• REQUEST
Say how many lines include "size", with no words around the number.
>>>>
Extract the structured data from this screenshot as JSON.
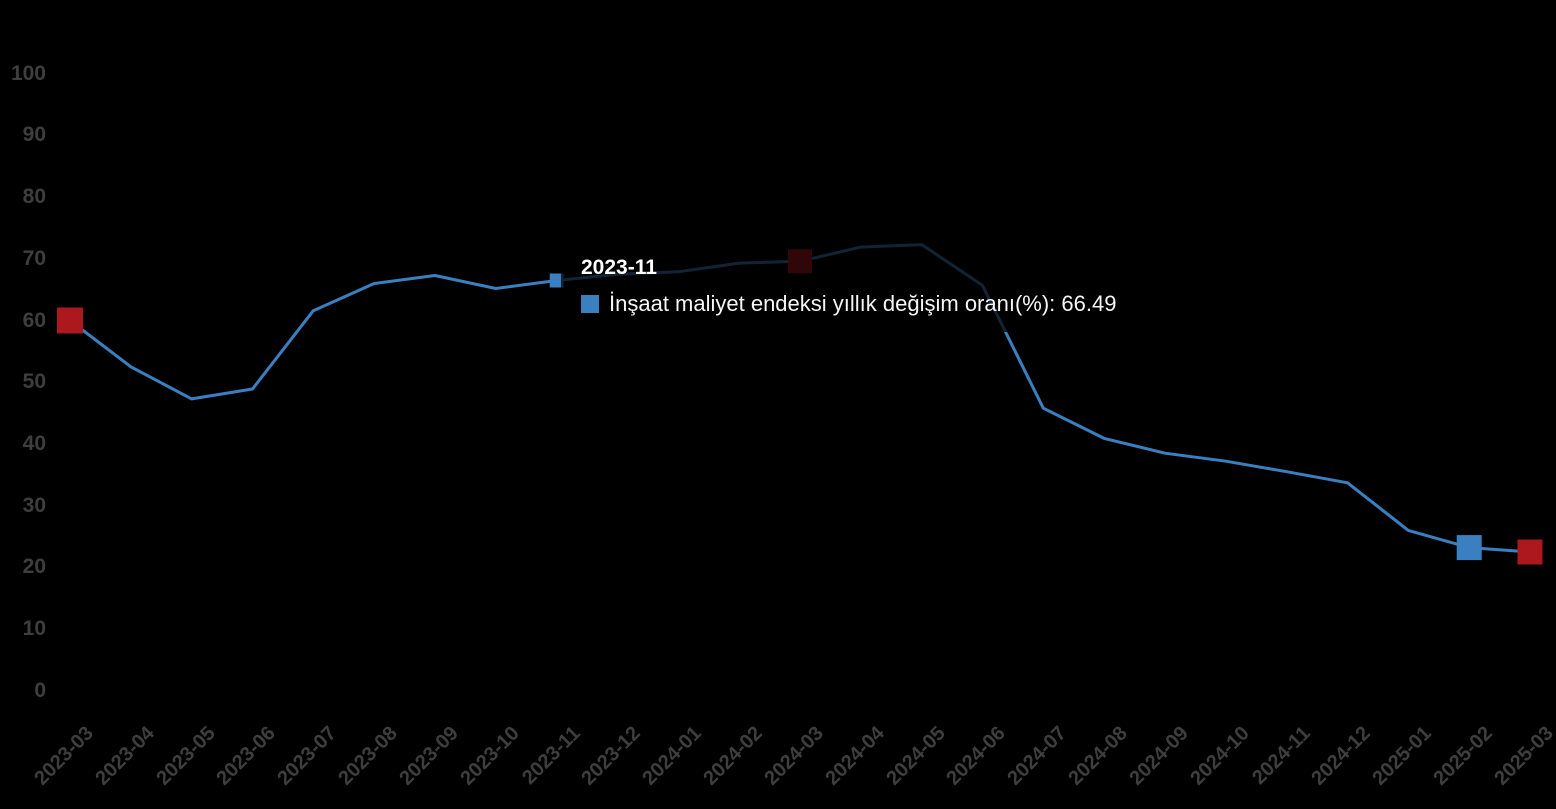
{
  "chart_data": {
    "type": "line",
    "title": "",
    "xlabel": "",
    "ylabel": "",
    "ylim": [
      0,
      100
    ],
    "y_ticks": [
      0,
      10,
      20,
      30,
      40,
      50,
      60,
      70,
      80,
      90,
      100
    ],
    "grid": false,
    "legend_position": "none",
    "background_color": "#000000",
    "categories": [
      "2023-03",
      "2023-04",
      "2023-05",
      "2023-06",
      "2023-07",
      "2023-08",
      "2023-09",
      "2023-10",
      "2023-11",
      "2023-12",
      "2024-01",
      "2024-02",
      "2024-03",
      "2024-04",
      "2024-05",
      "2024-06",
      "2024-07",
      "2024-08",
      "2024-09",
      "2024-10",
      "2024-11",
      "2024-12",
      "2025-01",
      "2025-02",
      "2025-03"
    ],
    "series": [
      {
        "name": "İnşaat maliyet endeksi yıllık değişim oranı(%)",
        "color": "#3a80c1",
        "values": [
          60.0,
          52.5,
          47.3,
          48.9,
          61.6,
          66.0,
          67.3,
          65.2,
          66.49,
          67.5,
          67.9,
          69.3,
          69.6,
          71.9,
          72.3,
          65.7,
          45.8,
          40.9,
          38.5,
          37.2,
          35.5,
          33.7,
          26.0,
          23.2,
          22.5
        ]
      }
    ],
    "markers": [
      {
        "category": "2023-03",
        "color": "#ac181e",
        "size": 26
      },
      {
        "category": "2024-03",
        "color": "#ac181e",
        "size": 24
      },
      {
        "category": "2025-02",
        "color": "#3a80c1",
        "size": 25
      },
      {
        "category": "2025-03",
        "color": "#ac181e",
        "size": 25
      }
    ],
    "hovered_point": {
      "category": "2023-11",
      "value": 66.49,
      "color": "#3a80c1",
      "size": 14
    }
  },
  "tooltip": {
    "title": "2023-11",
    "series_label": "İnşaat maliyet endeksi yıllık değişim oranı(%)",
    "separator": ": ",
    "value": "66.49",
    "swatch_color": "#3a80c1"
  },
  "axis_style": {
    "label_color": "#3e3e3e"
  }
}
<<<<
• SOLUTION FOR THIS EXERCISE
5